# Work to do
Skip any picture you find and retype all the remaining lines exactly.

# Records provided
################

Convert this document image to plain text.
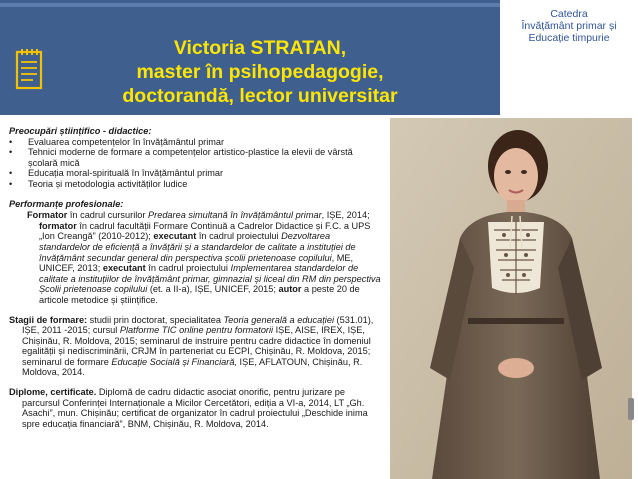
Victoria STRATAN,
master în psihopedagogie,
doctorandă, lector universitar
Catedra
Învățământ primar și
Educație timpurie
Preocupări științifico - didactice:
• Evaluarea competențelor în învățământul primar
• Tehnici moderne de formare a competențelor artistico-plastice la elevii de vârstă școlară mică
• Educația moral-spirituală în învățământul primar
• Teoria și metodologia activităților ludice
Performanțe profesionale:
Formator în cadrul cursurilor Predarea simultană în învățământul primar, IȘE, 2014; formator în cadrul facultății Formare Continuă a Cadrelor Didactice și F.C. a UPS „Ion Creangă” (2010-2012); executant în cadrul proiectului Dezvoltarea standardelor de eficiență a învățării și a standardelor de calitate a instituției de învățământ secundar general din perspectiva școlii prietenoase copilului, ME, UNICEF, 2013; executant în cadrul proiectului Implementarea standardelor de calitate a instituțiilor de învățământ primar, gimnazial și liceal din RM din perspectiva Școlii prietenoase copilului (et. a II-a), IȘE, UNICEF, 2015; autor a peste 20 de articole metodice și științifice.
Stagii de formare: studii prin doctorat, specialitatea Teoria generală a educației (531.01), IȘE, 2011 -2015; cursul Platforme TIC online pentru formatorii IȘE, AISE, IREX, IȘE, Chișinău, R. Moldova, 2015; seminarul de instruire pentru cadre didactice în domeniul egalității și nediscriminării, CRJM în parteneriat cu ECPI, Chișinău, R. Moldova, 2015; seminarul de formare Educație Socială și Financiară, IȘE, AFLATOUN, Chișinău, R. Moldova, 2014.
Diplome, certificate. Diplomă de cadru didactic asociat onorific, pentru jurizare pe parcursul Conferinței Internaționale a Micilor Cercetători, ediția a VI-a, 2014, LT „Gh. Asachi”, mun. Chișinău; certificat de organizator în cadrul proiectului „Deschide inima spre educația financiară”, BNM, Chișinău, R. Moldova, 2014.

################

# Output for this exercise
Convert this document image to plain text.
Victoria STRATAN,
master în psihopedagogie,
doctorandă, lector universitar
Catedra
Învățământ primar și
Educație timpurie
Preocupări științifico - didactice:
• Evaluarea competențelor în învățământul primar
• Tehnici moderne de formare a competențelor artistico-plastice la elevii de vârstă școlară mică
• Educația moral-spirituală în învățământul primar
• Teoria și metodologia activităților ludice
Performanțe profesionale:
Formator în cadrul cursurilor Predarea simultană în învățământul primar, IȘE, 2014; formator în cadrul facultății Formare Continuă a Cadrelor Didactice și F.C. a UPS „Ion Creangă” (2010-2012); executant în cadrul proiectului Dezvoltarea standardelor de eficiență a învățării și a standardelor de calitate a instituției de învățământ secundar general din perspectiva școlii prietenoase copilului, ME, UNICEF, 2013; executant în cadrul proiectului Implementarea standardelor de calitate a instituțiilor de învățământ primar, gimnazial și liceal din RM din perspectiva Școlii prietenoase copilului (et. a II-a), IȘE, UNICEF, 2015; autor a peste 20 de articole metodice și științifice.
Stagii de formare: studii prin doctorat, specialitatea Teoria generală a educației (531.01), IȘE, 2011 -2015; cursul Platforme TIC online pentru formatorii IȘE, AISE, IREX, IȘE, Chișinău, R. Moldova, 2015; seminarul de instruire pentru cadre didactice în domeniul egalității și nediscriminării, CRJM în parteneriat cu ECPI, Chișinău, R. Moldova, 2015; seminarul de formare Educație Socială și Financiară, IȘE, AFLATOUN, Chișinău, R. Moldova, 2014.
Diplome, certificate. Diplomă de cadru didactic asociat onorific, pentru jurizare pe parcursul Conferinței Internaționale a Micilor Cercetători, ediția a VI-a, 2014, LT „Gh. Asachi”, mun. Chișinău; certificat de organizator în cadrul proiectului „Deschide inima spre educația financiară”, BNM, Chișinău, R. Moldova, 2014.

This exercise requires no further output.